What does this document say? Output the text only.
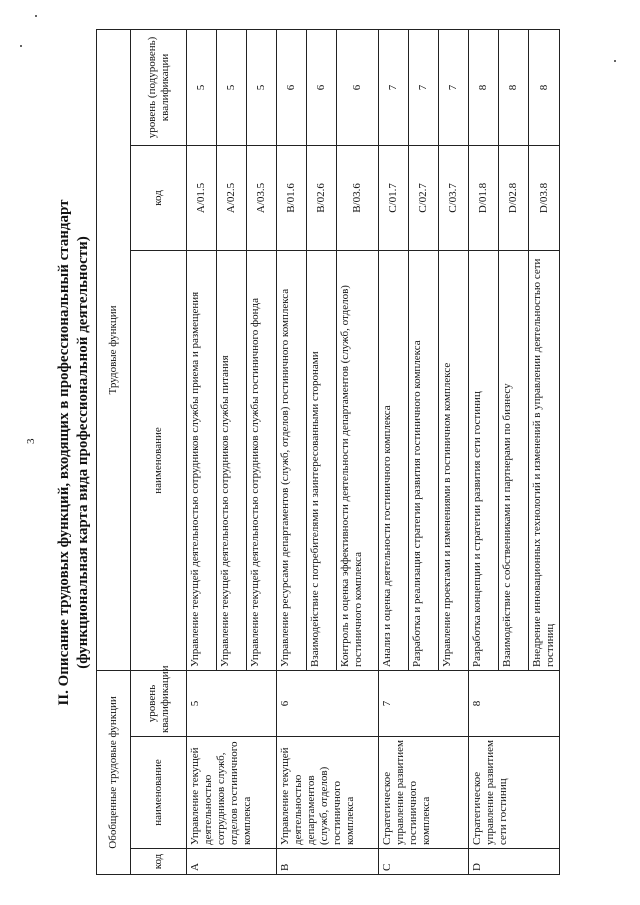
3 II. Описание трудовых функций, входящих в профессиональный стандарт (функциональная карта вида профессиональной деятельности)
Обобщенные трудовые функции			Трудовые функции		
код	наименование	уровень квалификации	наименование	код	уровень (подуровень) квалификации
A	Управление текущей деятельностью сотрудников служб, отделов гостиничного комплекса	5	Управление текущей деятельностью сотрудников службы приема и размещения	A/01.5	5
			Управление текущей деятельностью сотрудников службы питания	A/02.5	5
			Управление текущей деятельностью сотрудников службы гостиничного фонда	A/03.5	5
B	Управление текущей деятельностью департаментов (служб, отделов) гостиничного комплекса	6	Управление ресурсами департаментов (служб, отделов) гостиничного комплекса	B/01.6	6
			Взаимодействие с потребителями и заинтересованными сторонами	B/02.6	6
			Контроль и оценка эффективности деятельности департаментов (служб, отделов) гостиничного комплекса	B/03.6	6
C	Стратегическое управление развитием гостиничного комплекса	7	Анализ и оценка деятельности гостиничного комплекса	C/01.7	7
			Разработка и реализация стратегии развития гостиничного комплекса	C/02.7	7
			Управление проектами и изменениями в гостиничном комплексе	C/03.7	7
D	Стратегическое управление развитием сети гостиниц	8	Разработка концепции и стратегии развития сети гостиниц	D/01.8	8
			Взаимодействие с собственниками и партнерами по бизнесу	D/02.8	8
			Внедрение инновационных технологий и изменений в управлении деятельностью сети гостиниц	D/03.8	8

-------------------------

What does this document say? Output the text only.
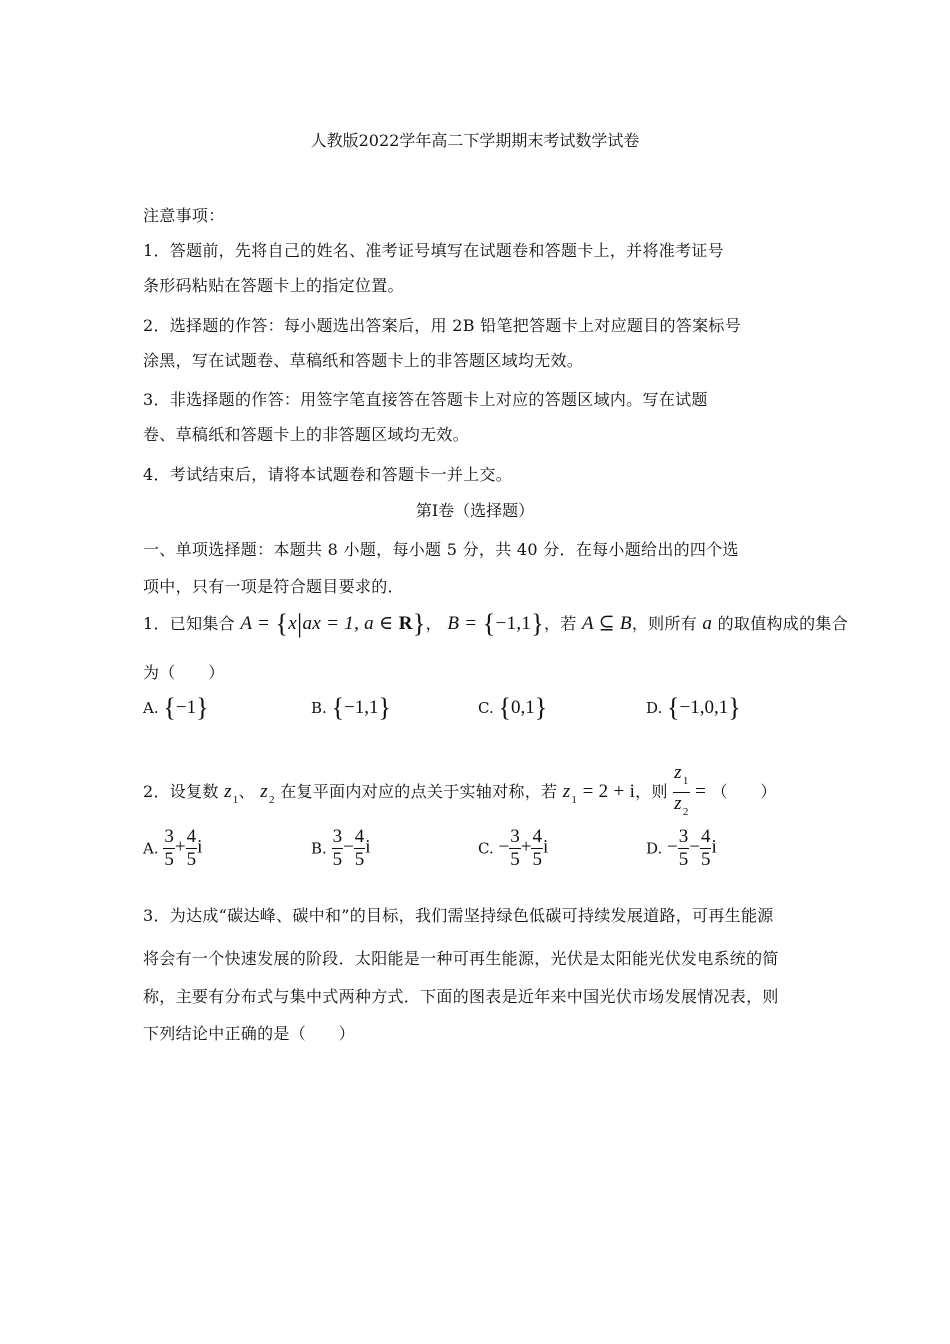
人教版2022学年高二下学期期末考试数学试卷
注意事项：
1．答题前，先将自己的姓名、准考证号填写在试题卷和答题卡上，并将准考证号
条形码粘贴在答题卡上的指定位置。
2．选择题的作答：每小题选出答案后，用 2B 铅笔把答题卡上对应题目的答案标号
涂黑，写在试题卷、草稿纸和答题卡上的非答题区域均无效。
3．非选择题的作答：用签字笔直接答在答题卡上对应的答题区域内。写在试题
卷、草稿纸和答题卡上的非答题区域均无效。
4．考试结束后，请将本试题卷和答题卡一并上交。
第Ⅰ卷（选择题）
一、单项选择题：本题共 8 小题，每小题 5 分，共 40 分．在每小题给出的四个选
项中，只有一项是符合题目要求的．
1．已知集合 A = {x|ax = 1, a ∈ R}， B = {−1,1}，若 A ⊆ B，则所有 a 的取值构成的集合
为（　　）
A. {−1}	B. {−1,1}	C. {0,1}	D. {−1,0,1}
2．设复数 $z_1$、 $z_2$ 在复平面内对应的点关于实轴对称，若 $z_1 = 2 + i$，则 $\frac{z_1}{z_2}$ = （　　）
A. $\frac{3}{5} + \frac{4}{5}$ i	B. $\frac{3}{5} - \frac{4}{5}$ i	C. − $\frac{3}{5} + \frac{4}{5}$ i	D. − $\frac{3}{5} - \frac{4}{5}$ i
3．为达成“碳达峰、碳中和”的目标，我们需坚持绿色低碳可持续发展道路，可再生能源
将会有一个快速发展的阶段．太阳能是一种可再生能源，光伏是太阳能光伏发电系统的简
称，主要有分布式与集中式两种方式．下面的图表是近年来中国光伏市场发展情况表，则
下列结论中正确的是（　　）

-------------------------

Problem: Give the count of lines in the data shown above that contain "草稿纸和答题卡上的非答题区域均无效", and nothing else.

Reply: 2